■ Raw data:
○ ○ ○ ○ ○ ○ ○

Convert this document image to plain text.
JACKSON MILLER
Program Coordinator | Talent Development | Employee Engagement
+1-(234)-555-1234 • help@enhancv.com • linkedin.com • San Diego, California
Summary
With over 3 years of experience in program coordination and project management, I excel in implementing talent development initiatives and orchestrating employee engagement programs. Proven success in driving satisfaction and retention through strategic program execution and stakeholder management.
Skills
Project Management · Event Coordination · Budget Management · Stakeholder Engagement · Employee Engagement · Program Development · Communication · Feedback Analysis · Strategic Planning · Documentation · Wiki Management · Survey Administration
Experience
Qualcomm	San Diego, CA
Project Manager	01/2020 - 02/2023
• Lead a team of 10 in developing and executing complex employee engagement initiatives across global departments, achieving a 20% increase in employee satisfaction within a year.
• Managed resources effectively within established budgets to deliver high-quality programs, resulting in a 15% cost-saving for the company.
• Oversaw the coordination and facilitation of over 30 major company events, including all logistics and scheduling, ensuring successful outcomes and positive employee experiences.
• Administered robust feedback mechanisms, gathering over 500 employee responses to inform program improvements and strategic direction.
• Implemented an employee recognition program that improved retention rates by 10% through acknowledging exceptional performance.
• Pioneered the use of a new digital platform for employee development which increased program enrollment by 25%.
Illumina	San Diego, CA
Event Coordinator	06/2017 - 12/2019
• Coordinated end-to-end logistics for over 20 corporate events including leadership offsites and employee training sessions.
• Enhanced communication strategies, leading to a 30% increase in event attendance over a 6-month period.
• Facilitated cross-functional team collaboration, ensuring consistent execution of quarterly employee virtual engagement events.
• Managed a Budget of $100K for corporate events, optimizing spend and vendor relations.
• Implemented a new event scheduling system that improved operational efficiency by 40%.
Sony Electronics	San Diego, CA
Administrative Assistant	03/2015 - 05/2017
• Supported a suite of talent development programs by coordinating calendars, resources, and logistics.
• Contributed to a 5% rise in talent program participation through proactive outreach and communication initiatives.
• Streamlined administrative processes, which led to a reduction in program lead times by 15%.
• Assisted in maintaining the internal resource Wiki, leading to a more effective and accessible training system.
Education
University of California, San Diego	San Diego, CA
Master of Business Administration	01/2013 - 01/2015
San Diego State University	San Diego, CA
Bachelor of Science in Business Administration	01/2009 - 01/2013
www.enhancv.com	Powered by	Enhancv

○ ○ ○ ○ ○ ○ ○

■ Problem requirements: Scan the entries above for the word "improved" and collect each line holding it.

■ Solution to this exercise:
• Implemented an employee recognition program that improved retention rates by 10% through acknowledging exceptional performance.
• Implemented a new event scheduling system that improved operational efficiency by 40%.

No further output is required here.